___ RECORDS TO PROCESS

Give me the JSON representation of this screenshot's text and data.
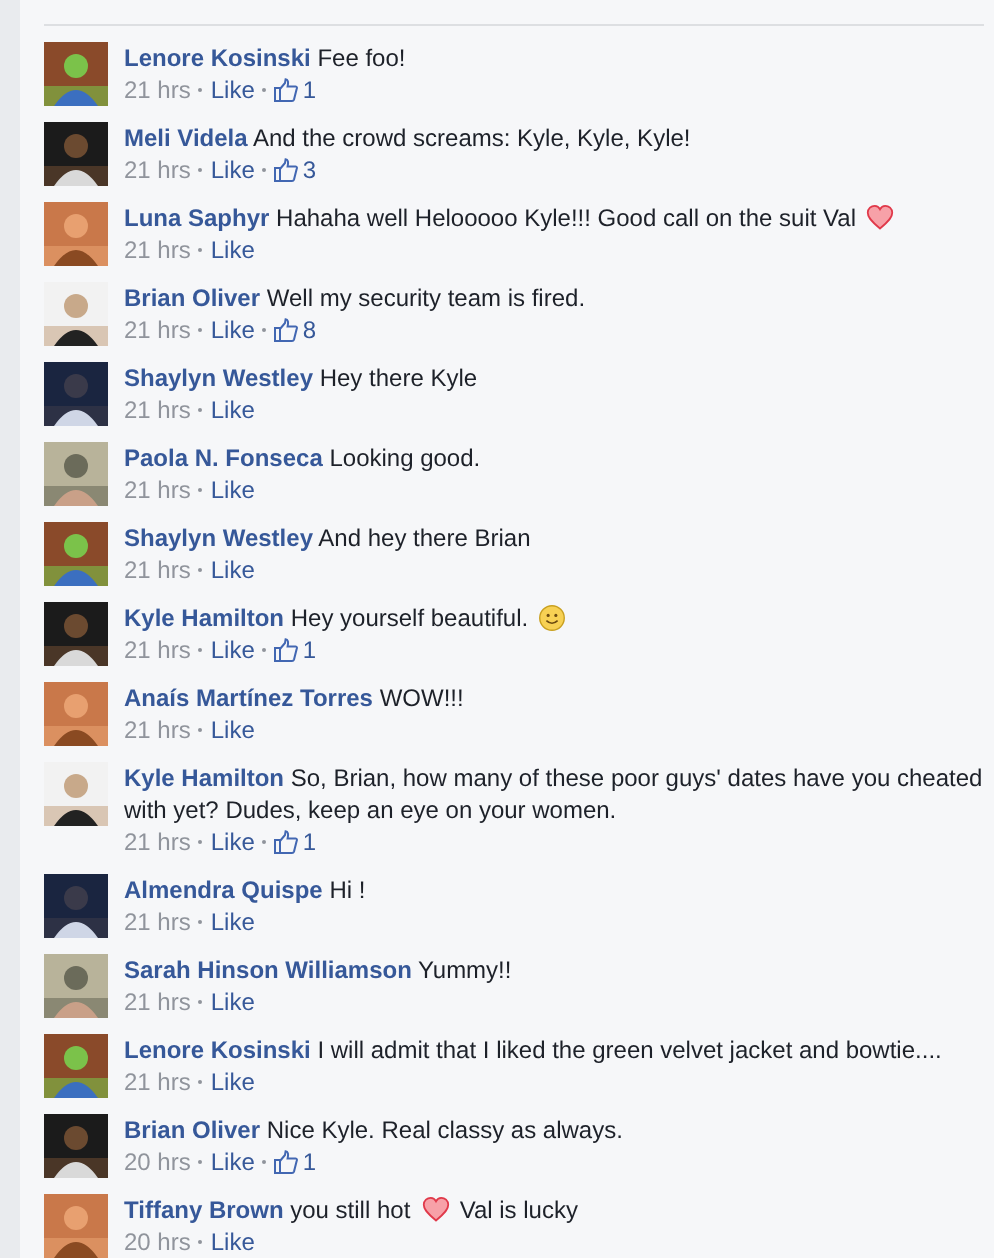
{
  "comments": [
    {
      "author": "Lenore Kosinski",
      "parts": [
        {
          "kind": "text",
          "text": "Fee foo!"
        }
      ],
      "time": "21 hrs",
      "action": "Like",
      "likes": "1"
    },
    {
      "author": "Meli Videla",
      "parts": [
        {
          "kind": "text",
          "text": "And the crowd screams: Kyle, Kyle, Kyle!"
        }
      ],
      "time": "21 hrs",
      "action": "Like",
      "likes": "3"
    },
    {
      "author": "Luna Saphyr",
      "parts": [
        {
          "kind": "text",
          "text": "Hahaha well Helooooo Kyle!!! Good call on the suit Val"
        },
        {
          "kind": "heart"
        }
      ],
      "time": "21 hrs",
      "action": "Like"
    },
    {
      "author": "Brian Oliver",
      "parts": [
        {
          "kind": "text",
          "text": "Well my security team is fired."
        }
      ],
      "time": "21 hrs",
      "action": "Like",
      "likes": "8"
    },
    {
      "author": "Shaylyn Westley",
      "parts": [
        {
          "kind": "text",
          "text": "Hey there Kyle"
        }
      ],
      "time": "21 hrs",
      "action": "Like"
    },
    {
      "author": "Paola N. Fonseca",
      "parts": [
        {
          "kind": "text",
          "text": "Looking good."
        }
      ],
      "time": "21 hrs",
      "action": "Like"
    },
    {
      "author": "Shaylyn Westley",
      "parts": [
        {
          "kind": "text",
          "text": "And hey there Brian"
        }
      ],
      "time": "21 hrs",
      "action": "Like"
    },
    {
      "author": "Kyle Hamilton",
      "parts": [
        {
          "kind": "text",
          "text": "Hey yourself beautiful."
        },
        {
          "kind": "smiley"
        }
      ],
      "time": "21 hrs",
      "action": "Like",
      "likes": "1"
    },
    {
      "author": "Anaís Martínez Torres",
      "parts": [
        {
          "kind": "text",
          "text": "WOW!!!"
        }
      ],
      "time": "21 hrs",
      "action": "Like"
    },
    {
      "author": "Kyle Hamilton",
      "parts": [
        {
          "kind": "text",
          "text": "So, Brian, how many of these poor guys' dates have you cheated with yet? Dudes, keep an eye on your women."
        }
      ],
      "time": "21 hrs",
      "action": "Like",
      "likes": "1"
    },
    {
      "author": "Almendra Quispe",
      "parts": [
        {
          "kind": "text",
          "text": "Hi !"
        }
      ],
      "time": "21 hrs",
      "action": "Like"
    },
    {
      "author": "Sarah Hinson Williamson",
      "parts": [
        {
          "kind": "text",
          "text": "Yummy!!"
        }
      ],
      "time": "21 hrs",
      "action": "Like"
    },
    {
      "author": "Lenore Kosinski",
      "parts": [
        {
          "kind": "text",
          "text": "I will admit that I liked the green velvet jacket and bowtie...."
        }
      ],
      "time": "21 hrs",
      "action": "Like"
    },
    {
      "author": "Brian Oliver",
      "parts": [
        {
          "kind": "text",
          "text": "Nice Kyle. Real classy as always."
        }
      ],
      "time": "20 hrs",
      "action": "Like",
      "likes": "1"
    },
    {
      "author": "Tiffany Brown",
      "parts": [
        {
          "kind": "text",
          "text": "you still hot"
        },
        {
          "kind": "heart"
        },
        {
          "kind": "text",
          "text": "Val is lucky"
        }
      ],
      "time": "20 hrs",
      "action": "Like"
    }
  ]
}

______

- [TASK DESCRIPTION]
From the entries above, copy every line that holds the word "Kyle".

- [FULL SOLUTION]
          "text": "And the crowd screams: Kyle, Kyle, Kyle!"
          "text": "Hahaha well Helooooo Kyle!!! Good call on the suit Val"
          "text": "Hey there Kyle"
      "author": "Kyle Hamilton",
      "author": "Kyle Hamilton",
          "text": "Nice Kyle. Real classy as always."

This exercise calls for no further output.